■ **TEXT PROVIDED**:
"""

Docusign Envelope ID: 0BF5DBC2-FC33-4AC7-BC90-837F239403D1

SCHEDULE - A

LIST OF SELLER SHAREHOLDERS AND OWNERSHIP PERCENTAGES

Sr No Name Holding
1 Hiral Bhayawala Raichura 80%
2 Ammad Shorbaji 20%

Docusign Envelope ID: 0BF5DBC2-FC33-4AC7-BC90-837F239403D1

SCHEDULE - B

LOGO MARKS

All right, title and interest in the following logo trademarks are assigned to the Buyer:

Pls click here: [Link] Password is: 123

as well as any variants of the logo marks, including but not limited to the logo marks in different colors or displayed in different orientations.

9


Docusign Envelope ID: 0BF5DBC2-FC33-4AC7-BC90-837F239403D1

SCHEDULE - C

BILL OF SALE AND ASSIGNMENT

This Bill of Sale from InsulinQ, a British Columbia company, (“Grantor”) to XR Immersive Technologies Inc. (“Grantee”).

Grantor entered into an Asset Purchase Agreement dated December 15th, 2024 (the “Agreement”) pertaining to the purchase of Grantor’s prop money Technology Assets. If a term is capitalized but not defined in this Bill of Sale the applicable term from the Agreement shall be used.

For good and valuable consideration paid to Grantor by Grantee, as set forth in the Agreement, the receipt of which is hereby acknowledged, Grantor has granted, sold, conveyed, assigned, transferred, set over and delivered, and does hereby grant, sell, convey, assign, transfer, set over and deliver unto Grantee, and Grantee’s successors and assigns, forever, all Technology Assets, including but not limited to, all the sub-points mentioned in Section 1.1 of the Asset Purchase Agreement.

Grantee may assign this Bill of Sale without notice or the consent of Grantor.

"""

■ **APPLY WHAT YOU READ**:
[A] According to the asset sale schedules, on what date was the Asset Purchase Agreement made?
[B] Resume the asset sale schedules, picking up the bill of sale right after its final sentence.

■ **Stored records**:

"""

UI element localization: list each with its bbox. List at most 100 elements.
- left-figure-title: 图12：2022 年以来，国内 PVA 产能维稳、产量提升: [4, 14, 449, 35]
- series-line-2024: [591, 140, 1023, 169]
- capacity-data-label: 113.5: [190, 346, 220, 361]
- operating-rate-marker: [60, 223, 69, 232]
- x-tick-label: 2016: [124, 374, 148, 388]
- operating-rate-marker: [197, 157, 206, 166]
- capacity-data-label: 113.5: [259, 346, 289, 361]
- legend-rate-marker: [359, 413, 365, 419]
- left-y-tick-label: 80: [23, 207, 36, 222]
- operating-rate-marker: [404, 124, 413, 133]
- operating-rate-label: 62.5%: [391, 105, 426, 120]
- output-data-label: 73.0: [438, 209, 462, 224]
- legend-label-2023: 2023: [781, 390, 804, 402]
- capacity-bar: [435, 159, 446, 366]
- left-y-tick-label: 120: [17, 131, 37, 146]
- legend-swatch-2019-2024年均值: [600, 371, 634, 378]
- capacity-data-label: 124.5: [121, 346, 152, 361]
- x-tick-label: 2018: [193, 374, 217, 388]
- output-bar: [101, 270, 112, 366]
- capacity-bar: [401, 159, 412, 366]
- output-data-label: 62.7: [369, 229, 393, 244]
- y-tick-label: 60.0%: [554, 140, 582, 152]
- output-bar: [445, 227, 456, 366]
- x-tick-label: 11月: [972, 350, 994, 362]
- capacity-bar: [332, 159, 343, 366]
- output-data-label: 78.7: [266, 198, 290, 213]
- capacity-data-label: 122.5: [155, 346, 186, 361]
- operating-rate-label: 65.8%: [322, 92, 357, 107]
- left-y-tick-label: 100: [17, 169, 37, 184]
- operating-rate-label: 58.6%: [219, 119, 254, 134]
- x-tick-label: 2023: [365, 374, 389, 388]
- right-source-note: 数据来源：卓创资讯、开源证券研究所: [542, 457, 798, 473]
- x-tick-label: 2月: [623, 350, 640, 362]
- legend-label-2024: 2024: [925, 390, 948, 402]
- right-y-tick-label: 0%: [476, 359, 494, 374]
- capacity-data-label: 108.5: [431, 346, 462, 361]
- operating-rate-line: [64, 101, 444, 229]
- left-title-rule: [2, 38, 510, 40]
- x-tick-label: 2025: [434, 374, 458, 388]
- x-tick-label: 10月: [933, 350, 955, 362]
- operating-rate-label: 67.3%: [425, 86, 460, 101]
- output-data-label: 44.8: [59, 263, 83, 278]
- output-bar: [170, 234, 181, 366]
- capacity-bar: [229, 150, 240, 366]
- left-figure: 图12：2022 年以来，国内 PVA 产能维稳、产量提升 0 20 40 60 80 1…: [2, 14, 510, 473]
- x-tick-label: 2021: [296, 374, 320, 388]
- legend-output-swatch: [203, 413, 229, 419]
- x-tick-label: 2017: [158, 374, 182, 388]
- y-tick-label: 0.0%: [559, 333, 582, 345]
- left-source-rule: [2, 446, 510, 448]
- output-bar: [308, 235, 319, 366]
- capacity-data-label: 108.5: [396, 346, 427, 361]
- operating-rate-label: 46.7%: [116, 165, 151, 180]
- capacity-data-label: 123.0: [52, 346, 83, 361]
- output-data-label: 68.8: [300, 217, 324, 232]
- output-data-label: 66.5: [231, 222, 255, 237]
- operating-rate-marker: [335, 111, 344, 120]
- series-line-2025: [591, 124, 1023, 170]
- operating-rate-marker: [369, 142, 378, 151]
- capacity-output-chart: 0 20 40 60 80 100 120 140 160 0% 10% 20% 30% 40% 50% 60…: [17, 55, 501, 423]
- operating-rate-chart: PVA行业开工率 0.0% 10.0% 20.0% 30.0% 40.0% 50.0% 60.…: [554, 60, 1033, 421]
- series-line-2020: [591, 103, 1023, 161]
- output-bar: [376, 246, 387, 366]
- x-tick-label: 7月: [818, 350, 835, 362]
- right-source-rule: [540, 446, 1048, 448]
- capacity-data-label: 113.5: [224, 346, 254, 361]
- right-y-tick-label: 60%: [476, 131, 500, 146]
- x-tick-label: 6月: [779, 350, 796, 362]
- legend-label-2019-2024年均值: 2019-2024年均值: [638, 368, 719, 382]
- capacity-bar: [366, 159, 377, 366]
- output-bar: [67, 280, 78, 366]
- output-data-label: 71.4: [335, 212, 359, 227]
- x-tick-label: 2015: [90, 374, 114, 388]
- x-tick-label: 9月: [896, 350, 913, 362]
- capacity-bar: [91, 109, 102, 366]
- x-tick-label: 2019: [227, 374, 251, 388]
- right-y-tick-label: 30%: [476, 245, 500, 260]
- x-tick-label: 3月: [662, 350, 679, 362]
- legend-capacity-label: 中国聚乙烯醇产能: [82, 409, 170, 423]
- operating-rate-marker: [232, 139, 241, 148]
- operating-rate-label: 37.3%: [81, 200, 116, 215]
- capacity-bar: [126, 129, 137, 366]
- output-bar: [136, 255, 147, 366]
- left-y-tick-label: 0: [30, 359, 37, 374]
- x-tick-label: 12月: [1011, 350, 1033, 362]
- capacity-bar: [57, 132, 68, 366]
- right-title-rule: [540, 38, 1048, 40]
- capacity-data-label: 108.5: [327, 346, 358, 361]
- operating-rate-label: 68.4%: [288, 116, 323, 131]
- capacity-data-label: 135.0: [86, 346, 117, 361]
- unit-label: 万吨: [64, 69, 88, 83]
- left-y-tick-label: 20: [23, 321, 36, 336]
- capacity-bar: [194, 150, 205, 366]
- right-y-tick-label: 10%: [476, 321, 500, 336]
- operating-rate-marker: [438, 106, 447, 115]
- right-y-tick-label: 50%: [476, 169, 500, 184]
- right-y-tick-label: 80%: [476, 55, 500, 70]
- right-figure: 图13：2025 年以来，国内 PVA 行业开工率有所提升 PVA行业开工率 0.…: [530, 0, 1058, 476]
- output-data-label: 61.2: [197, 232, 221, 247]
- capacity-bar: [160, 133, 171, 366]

"""

■ **ANSWERS BY TASK**:
[A] December 15th, 2024

[B]
IN WITNESS WHEREOF, Grantor and Grantee have caused this Bill of Sale to be duly executed as of December 15th, 2024.

| | FOR THE
GRANTEE | FOR THE GRANTOR |
| --- | --- | --- |
| Signatures: | DocuSigned by:
Sheri Rempel
01AA554E28154BD | Signed by:
Hiral Bhayawala
Raichura
4CF57A1075F34CA |
| Name: | Sheri Rempel | Hiral Bhayawala |
| Title: | CEO | Raichura CEO |


Docusign Envelope ID: 0BF5DBC2-FC33-4AC7-BC90-837F239403D1

SCHEDULE - D

INITIAL PURCHASE PRICE PAYMENT AND ADDITIONAL PURCHASE PRICE MILESTONES

Upon Closing, the Buyer will pay and satisfy the initial purchase price of $3,000,000 by issuing to each of the Seller listed in Schedule - A, in the proportions of their ownership percentages, an aggregate number of shares equating to 4,000,000 of the fully paid and non-assessable Shares of the Buyer (the "Consideration Shares").

The Consideration Shares issued pursuant to the Transaction will be subject to resale restrictions pursuant to Applicable Law, including Canadian Securities Laws. These restrictions will limit the ability of the holder to trade the securities for a period of four months and one day following Closing. The Consideration Shares shall bear such legends and other transfer restrictions as may be required under Applicable Laws.

The Consideration Shares to be issued pursuant to the Transaction shall be further subject to voluntary resale restrictions and shall be released as follows:

"8.33% of the Consideration Shares, being 333,333 common shares, shall be released to the Seller every quarter over a period of three (3) years, and shall be issued to the Seller in accordance with Schedule A."

The release of the Consideration Shares is subject to a performance-based condition and requires the consent of the Company. In addition, if the technology does not function as intended, the Company reserves the right to claw back the Consideration Shares.

For greater clarity, the Consideration Shares will bear the following legends to reflect the above terms:

"The shares represented by this certificate are subject to further restrictions on sale or other transfer pursuant to a Asset Purchase Agreement dated December 15, 2024 (the "Agreement"), between the Company and the registered holder, or such holder's predecessor in interest, a copy of which is on file at the registered office of the Company. Any transfer or attempted transfer of any shares subject to the Agreement is void without the prior express written consent of the Company."